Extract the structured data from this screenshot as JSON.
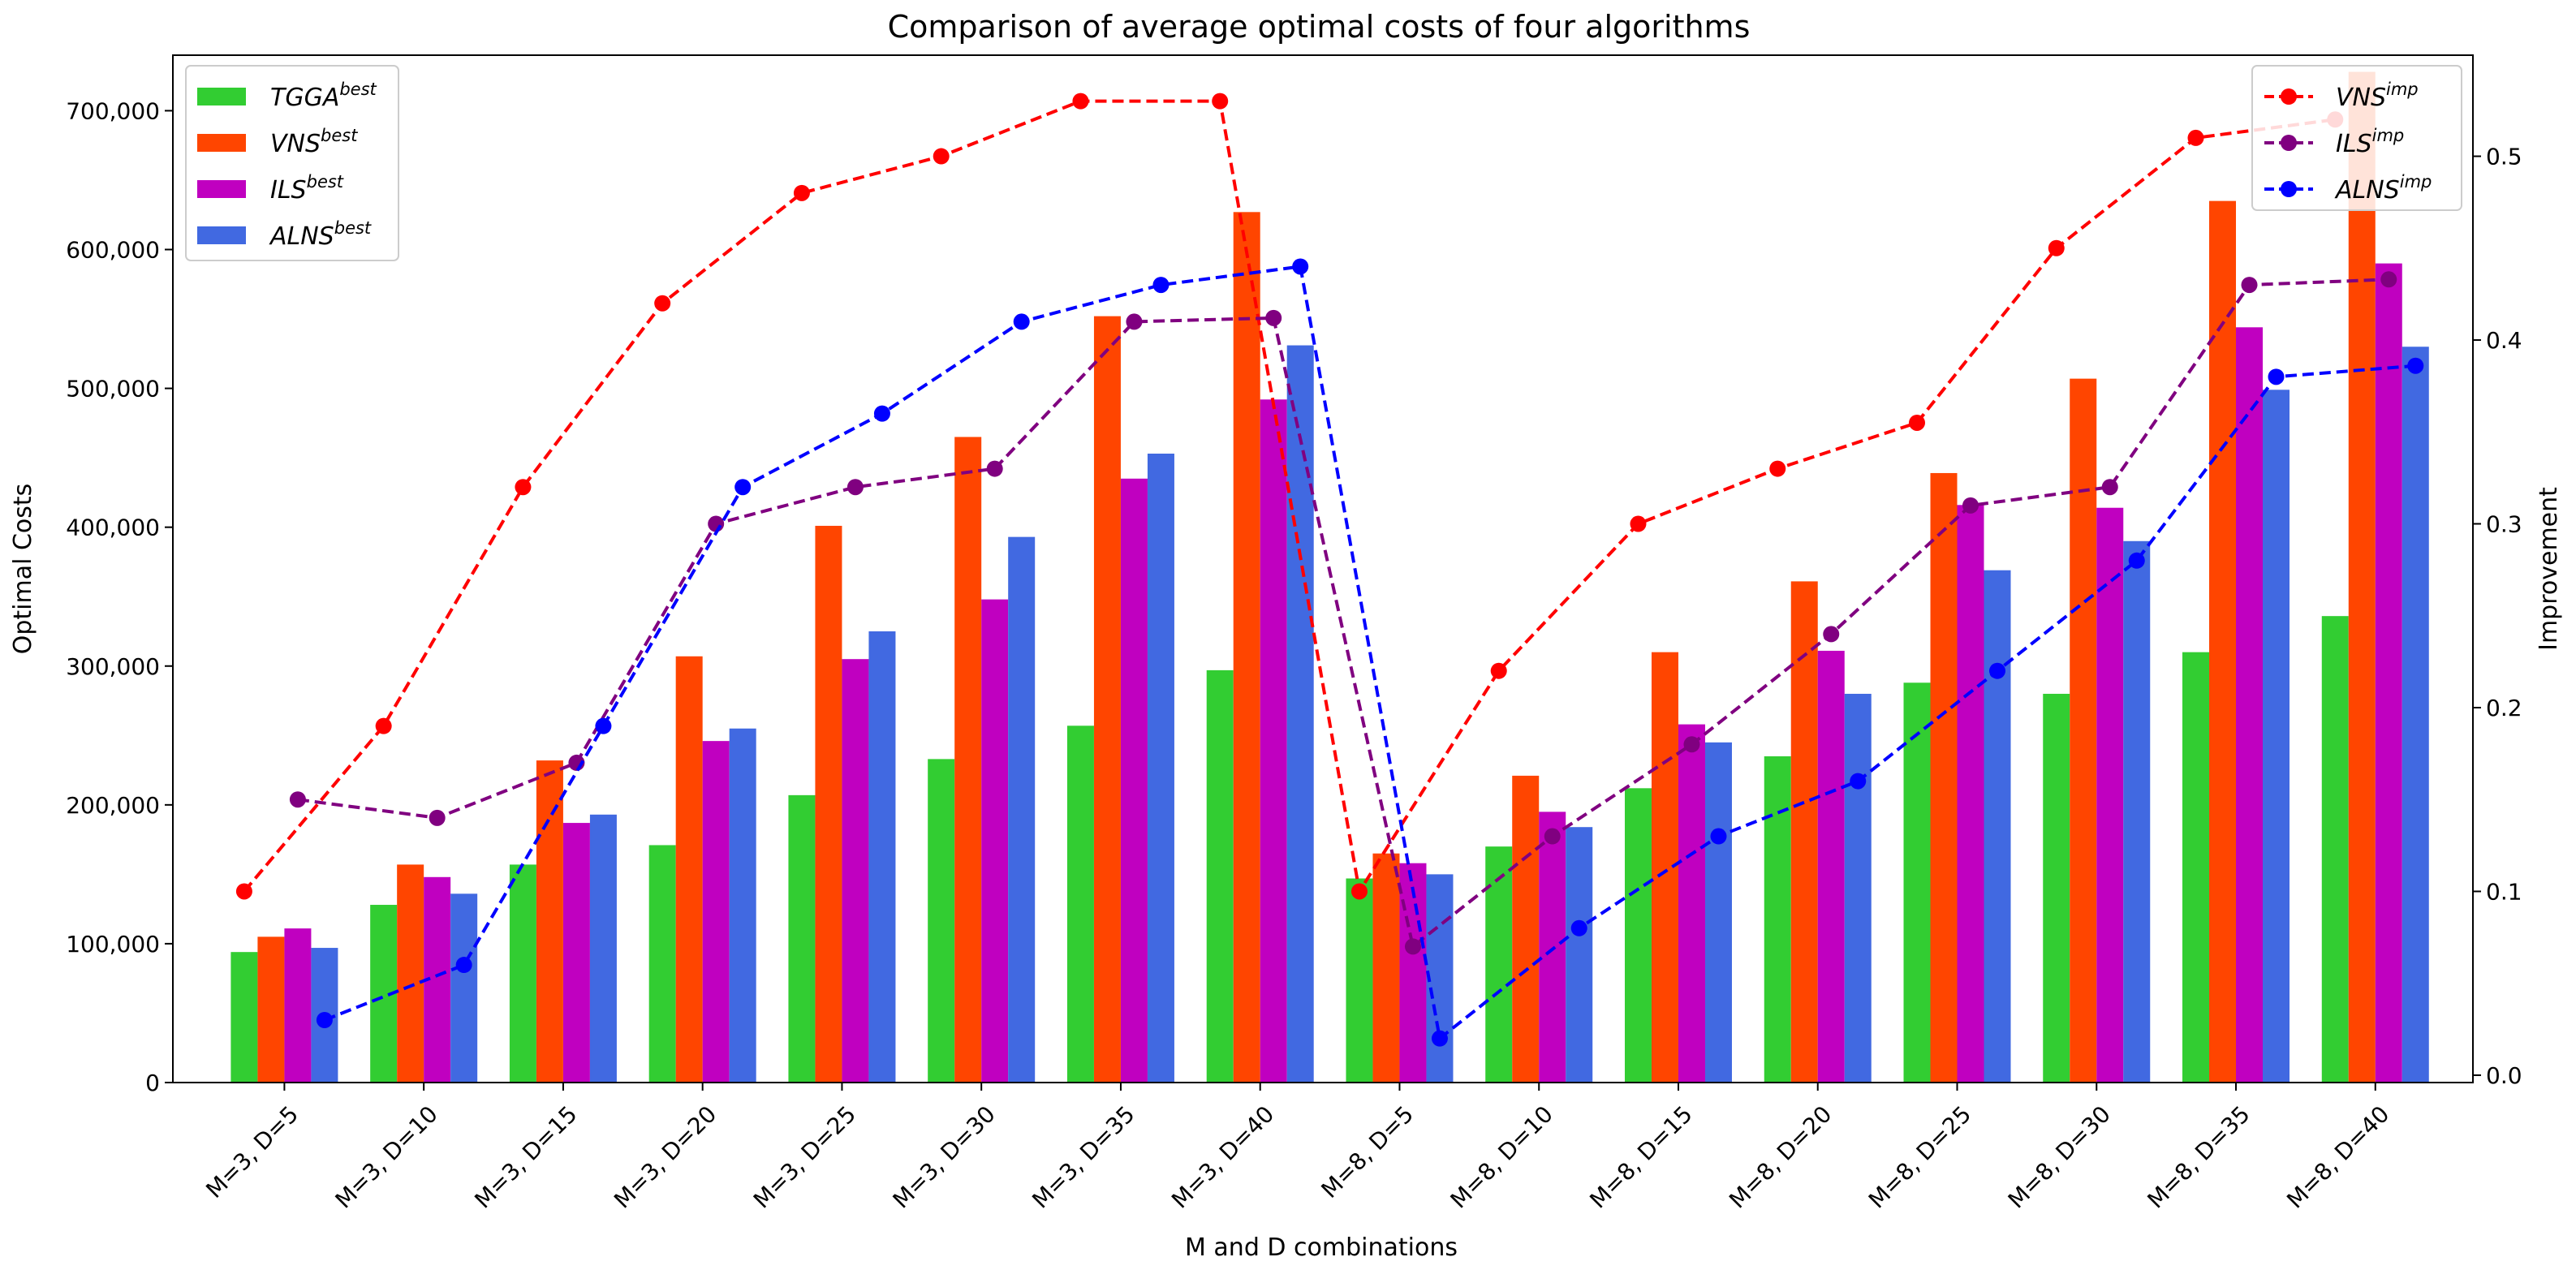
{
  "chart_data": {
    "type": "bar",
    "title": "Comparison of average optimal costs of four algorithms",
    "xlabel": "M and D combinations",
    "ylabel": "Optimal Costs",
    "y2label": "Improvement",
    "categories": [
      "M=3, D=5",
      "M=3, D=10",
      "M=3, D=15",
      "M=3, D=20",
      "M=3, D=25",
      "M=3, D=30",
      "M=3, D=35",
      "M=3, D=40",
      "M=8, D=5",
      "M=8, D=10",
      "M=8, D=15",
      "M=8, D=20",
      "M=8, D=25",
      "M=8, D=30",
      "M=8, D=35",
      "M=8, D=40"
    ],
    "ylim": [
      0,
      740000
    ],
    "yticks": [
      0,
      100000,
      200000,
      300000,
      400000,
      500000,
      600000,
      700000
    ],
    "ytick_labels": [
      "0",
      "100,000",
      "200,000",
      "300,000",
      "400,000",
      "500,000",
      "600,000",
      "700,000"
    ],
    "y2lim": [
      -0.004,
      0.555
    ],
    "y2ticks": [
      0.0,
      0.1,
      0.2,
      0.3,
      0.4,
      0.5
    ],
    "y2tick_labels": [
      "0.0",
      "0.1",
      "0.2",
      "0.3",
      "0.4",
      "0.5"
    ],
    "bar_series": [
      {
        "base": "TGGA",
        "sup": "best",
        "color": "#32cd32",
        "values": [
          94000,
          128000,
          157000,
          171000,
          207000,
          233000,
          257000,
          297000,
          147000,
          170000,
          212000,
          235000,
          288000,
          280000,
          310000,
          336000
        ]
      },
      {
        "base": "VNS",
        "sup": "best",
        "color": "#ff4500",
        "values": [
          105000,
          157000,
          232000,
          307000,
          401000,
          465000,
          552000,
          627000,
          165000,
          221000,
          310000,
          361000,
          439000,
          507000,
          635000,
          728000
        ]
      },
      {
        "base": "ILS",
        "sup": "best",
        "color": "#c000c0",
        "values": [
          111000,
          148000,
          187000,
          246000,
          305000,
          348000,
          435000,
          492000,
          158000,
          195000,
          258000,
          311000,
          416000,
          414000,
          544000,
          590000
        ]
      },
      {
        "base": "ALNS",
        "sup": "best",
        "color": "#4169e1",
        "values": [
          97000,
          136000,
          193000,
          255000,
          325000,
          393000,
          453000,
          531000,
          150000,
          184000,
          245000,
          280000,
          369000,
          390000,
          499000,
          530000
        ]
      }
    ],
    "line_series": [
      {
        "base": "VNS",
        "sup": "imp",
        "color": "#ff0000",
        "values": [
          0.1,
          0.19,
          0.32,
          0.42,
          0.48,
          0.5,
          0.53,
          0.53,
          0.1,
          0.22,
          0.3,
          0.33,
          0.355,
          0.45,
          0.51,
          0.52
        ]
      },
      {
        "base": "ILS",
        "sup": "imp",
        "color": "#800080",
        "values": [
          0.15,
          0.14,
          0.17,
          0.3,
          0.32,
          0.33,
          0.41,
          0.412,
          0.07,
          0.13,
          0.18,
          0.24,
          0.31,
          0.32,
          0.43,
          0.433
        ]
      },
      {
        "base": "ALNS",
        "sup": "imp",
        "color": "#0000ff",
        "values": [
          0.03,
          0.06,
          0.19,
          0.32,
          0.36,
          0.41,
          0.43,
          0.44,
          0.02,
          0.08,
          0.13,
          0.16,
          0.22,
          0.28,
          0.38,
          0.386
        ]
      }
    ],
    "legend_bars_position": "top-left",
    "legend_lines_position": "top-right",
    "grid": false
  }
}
- - -
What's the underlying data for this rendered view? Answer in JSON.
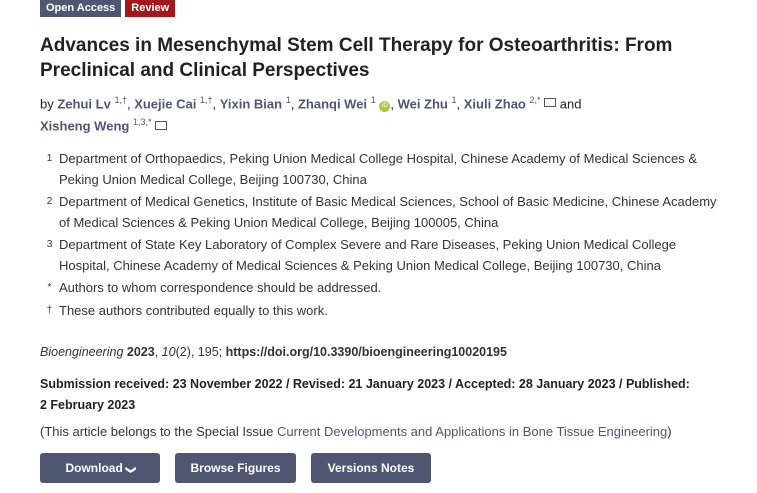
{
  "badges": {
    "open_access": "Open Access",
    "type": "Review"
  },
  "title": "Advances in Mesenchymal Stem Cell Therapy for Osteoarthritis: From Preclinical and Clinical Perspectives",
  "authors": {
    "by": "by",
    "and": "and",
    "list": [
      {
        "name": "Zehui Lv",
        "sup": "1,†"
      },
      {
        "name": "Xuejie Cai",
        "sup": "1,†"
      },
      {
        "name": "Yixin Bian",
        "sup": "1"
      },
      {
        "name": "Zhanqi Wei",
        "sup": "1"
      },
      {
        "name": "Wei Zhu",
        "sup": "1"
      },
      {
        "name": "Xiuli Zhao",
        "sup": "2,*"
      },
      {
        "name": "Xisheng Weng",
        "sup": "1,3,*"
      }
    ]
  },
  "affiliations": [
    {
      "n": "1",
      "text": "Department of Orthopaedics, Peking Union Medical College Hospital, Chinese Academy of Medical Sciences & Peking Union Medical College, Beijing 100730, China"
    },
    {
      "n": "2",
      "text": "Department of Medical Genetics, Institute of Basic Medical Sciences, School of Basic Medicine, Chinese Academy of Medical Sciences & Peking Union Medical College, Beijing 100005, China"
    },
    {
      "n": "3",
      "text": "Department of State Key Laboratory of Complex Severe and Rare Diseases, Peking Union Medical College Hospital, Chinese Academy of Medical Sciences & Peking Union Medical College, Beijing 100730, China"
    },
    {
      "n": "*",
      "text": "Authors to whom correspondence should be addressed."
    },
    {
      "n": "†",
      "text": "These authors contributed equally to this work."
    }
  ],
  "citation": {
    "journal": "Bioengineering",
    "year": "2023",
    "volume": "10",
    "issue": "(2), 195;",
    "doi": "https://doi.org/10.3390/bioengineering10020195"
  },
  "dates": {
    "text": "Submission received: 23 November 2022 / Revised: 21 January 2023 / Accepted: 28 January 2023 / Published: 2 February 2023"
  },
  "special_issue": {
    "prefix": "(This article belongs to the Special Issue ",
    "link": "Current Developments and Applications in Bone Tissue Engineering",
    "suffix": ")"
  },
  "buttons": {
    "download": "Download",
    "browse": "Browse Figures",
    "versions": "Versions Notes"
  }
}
- - -
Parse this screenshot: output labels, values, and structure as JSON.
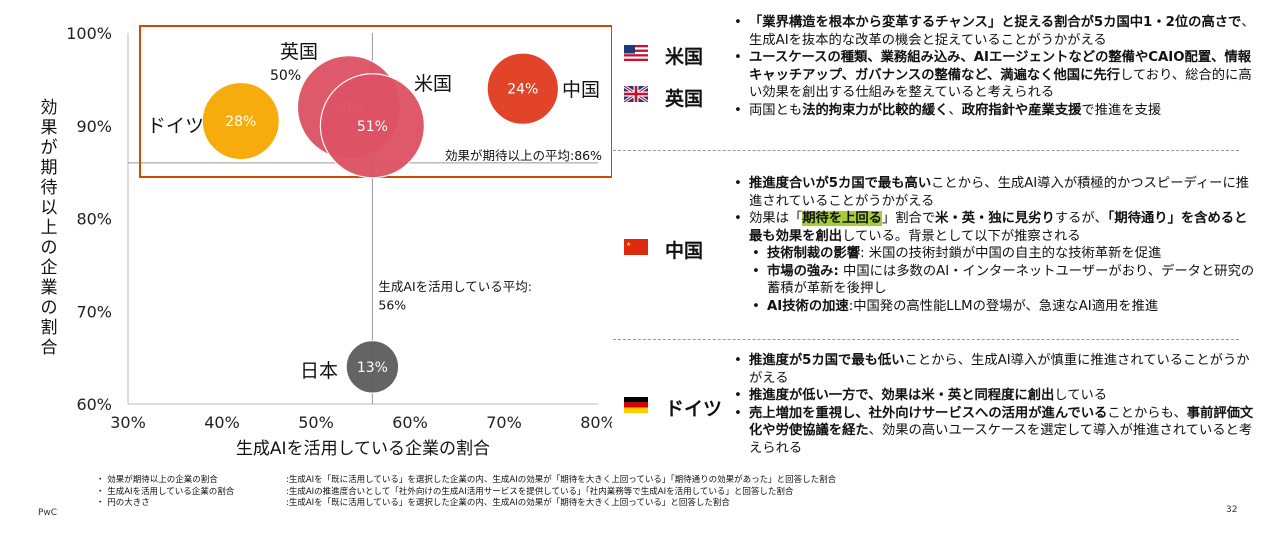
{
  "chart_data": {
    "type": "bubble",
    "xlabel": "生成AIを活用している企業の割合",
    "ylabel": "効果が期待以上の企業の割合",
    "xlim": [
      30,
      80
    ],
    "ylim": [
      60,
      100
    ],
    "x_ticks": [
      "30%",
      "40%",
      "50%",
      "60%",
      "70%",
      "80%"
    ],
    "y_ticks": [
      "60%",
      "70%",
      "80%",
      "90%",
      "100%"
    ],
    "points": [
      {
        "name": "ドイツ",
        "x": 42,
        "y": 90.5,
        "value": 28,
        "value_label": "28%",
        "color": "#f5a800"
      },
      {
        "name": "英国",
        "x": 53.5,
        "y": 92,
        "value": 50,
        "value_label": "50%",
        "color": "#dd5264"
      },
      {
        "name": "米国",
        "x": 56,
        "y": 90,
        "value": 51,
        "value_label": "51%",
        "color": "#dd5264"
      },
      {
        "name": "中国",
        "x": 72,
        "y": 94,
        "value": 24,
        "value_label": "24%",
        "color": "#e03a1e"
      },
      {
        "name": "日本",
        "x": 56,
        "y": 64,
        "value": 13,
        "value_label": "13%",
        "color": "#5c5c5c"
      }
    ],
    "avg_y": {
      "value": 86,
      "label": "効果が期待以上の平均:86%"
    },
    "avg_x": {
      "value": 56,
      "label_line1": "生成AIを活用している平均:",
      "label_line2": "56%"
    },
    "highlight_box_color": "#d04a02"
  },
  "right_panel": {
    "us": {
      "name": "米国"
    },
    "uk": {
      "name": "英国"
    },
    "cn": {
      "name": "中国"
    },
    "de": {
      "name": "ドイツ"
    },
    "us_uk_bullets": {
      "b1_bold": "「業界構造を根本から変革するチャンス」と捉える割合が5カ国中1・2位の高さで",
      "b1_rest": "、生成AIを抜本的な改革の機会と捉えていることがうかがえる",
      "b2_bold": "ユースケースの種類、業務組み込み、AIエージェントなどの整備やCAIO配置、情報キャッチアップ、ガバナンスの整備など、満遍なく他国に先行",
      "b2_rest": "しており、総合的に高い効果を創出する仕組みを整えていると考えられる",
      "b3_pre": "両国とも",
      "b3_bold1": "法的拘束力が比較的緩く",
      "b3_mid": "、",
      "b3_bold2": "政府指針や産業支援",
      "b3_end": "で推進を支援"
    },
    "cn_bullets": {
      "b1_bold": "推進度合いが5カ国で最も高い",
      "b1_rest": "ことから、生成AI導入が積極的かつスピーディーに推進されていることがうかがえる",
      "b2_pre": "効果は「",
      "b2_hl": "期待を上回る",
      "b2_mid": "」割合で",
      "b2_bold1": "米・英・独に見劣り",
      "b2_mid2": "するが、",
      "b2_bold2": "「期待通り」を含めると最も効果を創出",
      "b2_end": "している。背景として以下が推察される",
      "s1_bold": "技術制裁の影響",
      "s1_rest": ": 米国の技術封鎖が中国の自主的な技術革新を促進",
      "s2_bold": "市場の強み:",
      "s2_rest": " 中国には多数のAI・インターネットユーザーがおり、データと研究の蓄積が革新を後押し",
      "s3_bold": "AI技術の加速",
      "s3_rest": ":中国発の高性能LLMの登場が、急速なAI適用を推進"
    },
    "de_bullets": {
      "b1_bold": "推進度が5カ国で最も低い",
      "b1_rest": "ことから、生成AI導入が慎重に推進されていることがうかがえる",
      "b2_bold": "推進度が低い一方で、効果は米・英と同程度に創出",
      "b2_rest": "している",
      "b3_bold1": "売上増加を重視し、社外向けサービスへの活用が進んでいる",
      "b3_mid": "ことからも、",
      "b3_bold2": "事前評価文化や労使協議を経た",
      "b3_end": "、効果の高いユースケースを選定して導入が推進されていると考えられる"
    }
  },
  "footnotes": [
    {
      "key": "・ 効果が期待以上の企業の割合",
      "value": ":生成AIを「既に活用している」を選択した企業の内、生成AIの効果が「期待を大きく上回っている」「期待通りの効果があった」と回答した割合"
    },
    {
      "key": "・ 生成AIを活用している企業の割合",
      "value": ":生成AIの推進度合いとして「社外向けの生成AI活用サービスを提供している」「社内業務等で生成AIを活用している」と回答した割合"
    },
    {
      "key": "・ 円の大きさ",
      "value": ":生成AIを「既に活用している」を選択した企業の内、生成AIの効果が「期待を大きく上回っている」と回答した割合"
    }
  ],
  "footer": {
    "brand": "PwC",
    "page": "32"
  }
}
- - -
Read the entries and select each line where the word "Medical" is found.

Result ->
      "text": "Department of Orthopaedics, Peking Union Medical College Hospital, Chinese Academy of Medical Sciences & Peking Union Medical College, Beijing 100730, China"
      "text": "Department of Medical Genetics, Institute of Basic Medical Sciences, School of Basic Medicine, Chinese Academy of Medical Sciences & Peking Union Medical College, Beijing 100005, China"
      "text": "Department of State Key Laboratory of Complex Severe and Rare Diseases, Peking Union Medical College Hospital, Chinese Academy of Medical Sciences & Peking Union Medical College, Beijing 100730, China"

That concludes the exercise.